Information supplied:
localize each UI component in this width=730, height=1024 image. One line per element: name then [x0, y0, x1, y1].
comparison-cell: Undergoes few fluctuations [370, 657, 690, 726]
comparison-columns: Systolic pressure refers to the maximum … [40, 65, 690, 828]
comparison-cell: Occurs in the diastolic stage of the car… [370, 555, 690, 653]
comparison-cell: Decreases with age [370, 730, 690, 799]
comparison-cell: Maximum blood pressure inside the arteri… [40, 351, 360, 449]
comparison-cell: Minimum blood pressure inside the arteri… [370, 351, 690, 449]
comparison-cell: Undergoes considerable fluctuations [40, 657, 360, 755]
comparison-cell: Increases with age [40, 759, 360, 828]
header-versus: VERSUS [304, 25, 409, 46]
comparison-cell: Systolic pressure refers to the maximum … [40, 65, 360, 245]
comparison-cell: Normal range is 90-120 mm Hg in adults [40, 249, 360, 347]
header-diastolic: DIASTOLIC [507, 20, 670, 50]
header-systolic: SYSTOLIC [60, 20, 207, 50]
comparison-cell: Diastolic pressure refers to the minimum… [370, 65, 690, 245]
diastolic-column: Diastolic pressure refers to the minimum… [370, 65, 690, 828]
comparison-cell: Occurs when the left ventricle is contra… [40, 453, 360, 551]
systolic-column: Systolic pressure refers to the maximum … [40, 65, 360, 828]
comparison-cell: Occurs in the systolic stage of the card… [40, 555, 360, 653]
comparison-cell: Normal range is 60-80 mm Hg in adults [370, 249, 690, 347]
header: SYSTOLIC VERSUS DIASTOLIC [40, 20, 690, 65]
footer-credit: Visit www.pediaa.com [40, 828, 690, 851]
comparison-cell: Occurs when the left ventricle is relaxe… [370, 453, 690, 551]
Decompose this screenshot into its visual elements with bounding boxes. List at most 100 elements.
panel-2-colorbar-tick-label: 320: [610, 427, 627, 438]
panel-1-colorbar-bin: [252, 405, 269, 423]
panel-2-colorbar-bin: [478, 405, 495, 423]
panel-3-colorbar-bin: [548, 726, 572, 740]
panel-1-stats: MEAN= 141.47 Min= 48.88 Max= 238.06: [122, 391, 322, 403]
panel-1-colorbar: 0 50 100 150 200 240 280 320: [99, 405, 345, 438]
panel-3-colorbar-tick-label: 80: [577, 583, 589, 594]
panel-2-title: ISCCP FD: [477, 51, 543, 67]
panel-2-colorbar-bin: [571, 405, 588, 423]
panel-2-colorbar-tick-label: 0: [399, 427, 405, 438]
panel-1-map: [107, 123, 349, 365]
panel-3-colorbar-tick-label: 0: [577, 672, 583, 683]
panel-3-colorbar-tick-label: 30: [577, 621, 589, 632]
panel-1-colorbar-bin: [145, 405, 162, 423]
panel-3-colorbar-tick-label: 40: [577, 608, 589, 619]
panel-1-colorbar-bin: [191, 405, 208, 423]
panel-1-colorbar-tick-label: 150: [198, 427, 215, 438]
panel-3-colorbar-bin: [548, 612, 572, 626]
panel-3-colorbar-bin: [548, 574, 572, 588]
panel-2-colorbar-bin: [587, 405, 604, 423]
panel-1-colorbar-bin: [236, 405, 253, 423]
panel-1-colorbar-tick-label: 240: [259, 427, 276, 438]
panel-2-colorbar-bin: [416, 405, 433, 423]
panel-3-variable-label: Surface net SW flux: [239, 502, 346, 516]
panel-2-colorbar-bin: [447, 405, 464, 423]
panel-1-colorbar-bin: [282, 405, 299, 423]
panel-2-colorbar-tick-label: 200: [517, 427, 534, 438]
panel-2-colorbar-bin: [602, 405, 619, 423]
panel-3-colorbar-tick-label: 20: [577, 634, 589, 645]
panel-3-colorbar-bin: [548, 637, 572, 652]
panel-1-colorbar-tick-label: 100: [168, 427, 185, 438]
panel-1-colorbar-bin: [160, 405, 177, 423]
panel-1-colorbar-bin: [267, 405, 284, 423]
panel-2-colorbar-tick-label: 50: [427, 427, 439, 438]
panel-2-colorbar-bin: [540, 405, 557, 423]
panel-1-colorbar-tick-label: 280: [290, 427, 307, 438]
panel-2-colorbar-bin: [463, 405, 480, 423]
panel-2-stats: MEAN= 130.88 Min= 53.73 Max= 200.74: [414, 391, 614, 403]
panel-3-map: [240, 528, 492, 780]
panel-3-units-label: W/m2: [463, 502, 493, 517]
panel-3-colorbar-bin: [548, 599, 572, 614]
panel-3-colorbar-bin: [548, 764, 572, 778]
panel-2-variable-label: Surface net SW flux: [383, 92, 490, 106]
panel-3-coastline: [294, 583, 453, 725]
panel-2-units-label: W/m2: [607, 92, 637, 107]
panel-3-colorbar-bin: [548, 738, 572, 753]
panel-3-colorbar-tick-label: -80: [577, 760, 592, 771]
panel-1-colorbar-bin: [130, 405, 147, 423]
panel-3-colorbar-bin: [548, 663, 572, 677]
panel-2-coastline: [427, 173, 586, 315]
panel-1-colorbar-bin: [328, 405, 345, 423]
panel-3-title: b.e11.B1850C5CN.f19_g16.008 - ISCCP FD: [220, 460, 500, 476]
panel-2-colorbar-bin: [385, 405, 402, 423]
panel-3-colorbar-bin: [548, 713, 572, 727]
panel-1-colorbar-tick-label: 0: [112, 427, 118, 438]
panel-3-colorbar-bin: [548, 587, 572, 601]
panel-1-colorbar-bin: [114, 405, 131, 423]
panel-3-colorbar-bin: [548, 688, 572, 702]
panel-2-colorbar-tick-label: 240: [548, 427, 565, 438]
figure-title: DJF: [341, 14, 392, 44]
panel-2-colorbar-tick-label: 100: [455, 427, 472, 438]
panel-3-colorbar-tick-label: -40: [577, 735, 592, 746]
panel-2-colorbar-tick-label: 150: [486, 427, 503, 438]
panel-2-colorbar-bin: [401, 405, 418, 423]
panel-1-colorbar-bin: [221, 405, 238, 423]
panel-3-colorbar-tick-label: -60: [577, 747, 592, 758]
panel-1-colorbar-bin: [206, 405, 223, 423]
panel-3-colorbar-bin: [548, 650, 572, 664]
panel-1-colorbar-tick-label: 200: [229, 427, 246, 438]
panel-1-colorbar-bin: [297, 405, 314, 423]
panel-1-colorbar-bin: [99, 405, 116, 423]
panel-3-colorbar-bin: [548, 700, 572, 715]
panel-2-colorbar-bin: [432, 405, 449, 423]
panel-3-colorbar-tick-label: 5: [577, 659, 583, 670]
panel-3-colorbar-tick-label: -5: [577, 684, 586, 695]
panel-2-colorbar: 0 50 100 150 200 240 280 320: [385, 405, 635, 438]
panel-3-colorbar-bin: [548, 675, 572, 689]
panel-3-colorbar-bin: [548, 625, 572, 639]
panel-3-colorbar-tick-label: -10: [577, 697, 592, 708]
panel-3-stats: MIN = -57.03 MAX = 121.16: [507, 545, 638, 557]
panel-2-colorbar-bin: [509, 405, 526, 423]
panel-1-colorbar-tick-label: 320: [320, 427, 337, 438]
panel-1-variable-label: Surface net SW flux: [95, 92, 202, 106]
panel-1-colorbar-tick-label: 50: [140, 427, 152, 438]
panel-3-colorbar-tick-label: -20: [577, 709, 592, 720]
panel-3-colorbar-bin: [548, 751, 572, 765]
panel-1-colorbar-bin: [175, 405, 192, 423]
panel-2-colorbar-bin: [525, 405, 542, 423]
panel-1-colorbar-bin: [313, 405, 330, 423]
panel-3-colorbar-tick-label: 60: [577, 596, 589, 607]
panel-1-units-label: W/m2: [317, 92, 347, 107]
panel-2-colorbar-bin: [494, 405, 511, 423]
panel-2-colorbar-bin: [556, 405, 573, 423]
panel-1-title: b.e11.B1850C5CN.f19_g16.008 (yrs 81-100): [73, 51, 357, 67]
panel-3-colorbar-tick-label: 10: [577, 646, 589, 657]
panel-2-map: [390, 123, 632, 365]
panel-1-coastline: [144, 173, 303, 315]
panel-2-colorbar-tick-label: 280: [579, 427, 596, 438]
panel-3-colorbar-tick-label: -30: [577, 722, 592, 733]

What is needed:
Rewrite the lines of the material as a numbered list, omitting any blank lines, starting at the beginning of the material and ending at the line that contains "panel-3-colorbar-tick-label: 80: [577, 583, 589, 594]", with both ends included.

Output of the task:
1. localize each UI component in this width=730, height=1024 image. One line per element: name then [x0, y0, x1, y1].
2. comparison-cell: Undergoes few fluctuations [370, 657, 690, 726]
3. comparison-columns: Systolic pressure refers to the maximum … [40, 65, 690, 828]
4. comparison-cell: Occurs in the diastolic stage of the car… [370, 555, 690, 653]
5. comparison-cell: Decreases with age [370, 730, 690, 799]
6. comparison-cell: Maximum blood pressure inside the arteri… [40, 351, 360, 449]
7. comparison-cell: Minimum blood pressure inside the arteri… [370, 351, 690, 449]
8. comparison-cell: Undergoes considerable fluctuations [40, 657, 360, 755]
9. comparison-cell: Increases with age [40, 759, 360, 828]
10. header-versus: VERSUS [304, 25, 409, 46]
11. comparison-cell: Systolic pressure refers to the maximum … [40, 65, 360, 245]
12. comparison-cell: Normal range is 90-120 mm Hg in adults [40, 249, 360, 347]
13. header-diastolic: DIASTOLIC [507, 20, 670, 50]
14. header-systolic: SYSTOLIC [60, 20, 207, 50]
15. comparison-cell: Diastolic pressure refers to the minimum… [370, 65, 690, 245]
16. diastolic-column: Diastolic pressure refers to the minimum… [370, 65, 690, 828]
17. comparison-cell: Occurs when the left ventricle is contra… [40, 453, 360, 551]
18. systolic-column: Systolic pressure refers to the maximum … [40, 65, 360, 828]
19. comparison-cell: Occurs in the systolic stage of the card… [40, 555, 360, 653]
20. comparison-cell: Normal range is 60-80 mm Hg in adults [370, 249, 690, 347]
21. header: SYSTOLIC VERSUS DIASTOLIC [40, 20, 690, 65]
22. footer-credit: Visit www.pediaa.com [40, 828, 690, 851]
23. comparison-cell: Occurs when the left ventricle is relaxe… [370, 453, 690, 551]
24. Decompose this screenshot into its visual elements with bounding boxes. List at most 100 elements.
25. panel-2-colorbar-tick-label: 320: [610, 427, 627, 438]
26. panel-1-colorbar-bin: [252, 405, 269, 423]
27. panel-2-colorbar-bin: [478, 405, 495, 423]
28. panel-3-colorbar-bin: [548, 726, 572, 740]
29. panel-1-stats: MEAN= 141.47 Min= 48.88 Max= 238.06: [122, 391, 322, 403]
30. panel-1-colorbar: 0 50 100 150 200 240 280 320: [99, 405, 345, 438]
31. panel-3-colorbar-tick-label: 80: [577, 583, 589, 594]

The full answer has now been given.